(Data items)
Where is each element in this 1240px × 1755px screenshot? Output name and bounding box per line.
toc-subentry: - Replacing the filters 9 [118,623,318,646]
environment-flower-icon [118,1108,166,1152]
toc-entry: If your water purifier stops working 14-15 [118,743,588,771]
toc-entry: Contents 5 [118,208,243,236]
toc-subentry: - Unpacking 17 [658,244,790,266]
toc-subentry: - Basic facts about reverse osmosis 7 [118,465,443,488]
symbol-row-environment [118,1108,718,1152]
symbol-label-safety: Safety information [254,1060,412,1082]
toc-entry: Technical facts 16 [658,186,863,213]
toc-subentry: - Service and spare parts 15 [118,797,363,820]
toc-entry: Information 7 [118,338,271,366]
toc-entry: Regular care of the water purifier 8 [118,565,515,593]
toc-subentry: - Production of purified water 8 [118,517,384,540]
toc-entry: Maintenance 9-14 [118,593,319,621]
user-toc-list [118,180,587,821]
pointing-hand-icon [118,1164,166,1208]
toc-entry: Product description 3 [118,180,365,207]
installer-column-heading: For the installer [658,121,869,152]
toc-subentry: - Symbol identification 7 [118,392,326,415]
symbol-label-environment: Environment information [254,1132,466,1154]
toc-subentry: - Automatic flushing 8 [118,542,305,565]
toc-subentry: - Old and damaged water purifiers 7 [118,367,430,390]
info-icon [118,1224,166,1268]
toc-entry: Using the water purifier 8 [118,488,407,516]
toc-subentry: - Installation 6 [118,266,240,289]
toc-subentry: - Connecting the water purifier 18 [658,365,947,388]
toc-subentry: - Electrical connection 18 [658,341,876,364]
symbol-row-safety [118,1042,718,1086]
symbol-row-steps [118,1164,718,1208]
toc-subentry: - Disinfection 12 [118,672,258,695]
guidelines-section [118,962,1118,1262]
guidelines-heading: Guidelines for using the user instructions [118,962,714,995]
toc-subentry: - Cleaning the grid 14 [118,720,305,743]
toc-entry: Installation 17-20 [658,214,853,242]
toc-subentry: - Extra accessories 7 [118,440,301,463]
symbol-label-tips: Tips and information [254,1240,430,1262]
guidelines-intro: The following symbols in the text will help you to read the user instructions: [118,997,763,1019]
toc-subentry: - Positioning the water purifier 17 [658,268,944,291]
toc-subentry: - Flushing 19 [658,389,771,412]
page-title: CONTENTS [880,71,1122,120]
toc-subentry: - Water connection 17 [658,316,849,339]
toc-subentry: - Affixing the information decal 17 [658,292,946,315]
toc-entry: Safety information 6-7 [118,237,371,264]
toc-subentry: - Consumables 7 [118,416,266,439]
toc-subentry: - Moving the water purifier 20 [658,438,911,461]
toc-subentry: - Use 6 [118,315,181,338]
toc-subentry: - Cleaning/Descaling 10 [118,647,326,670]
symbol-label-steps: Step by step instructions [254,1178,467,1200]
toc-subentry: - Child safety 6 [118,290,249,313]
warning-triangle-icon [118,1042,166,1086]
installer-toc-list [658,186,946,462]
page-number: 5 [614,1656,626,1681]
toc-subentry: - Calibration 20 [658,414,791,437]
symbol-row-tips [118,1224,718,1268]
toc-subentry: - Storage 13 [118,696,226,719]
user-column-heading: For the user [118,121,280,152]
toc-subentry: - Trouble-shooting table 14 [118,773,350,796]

■ **STATED PROBLEM**
Quote the items from the beginning through the line containing "user-toc-list [118,180,587,821]", keeping every line word for word.

■ **EXPECTED OUTPUT**
Where is each element in this 1240px × 1755px screenshot? Output name and bounding box per line.
toc-subentry: - Replacing the filters 9 [118,623,318,646]
environment-flower-icon [118,1108,166,1152]
toc-entry: If your water purifier stops working 14-15 [118,743,588,771]
toc-entry: Contents 5 [118,208,243,236]
toc-subentry: - Unpacking 17 [658,244,790,266]
toc-subentry: - Basic facts about reverse osmosis 7 [118,465,443,488]
symbol-row-environment [118,1108,718,1152]
symbol-label-safety: Safety information [254,1060,412,1082]
toc-entry: Technical facts 16 [658,186,863,213]
toc-subentry: - Service and spare parts 15 [118,797,363,820]
toc-entry: Information 7 [118,338,271,366]
toc-entry: Regular care of the water purifier 8 [118,565,515,593]
toc-subentry: - Production of purified water 8 [118,517,384,540]
toc-entry: Maintenance 9-14 [118,593,319,621]
user-toc-list [118,180,587,821]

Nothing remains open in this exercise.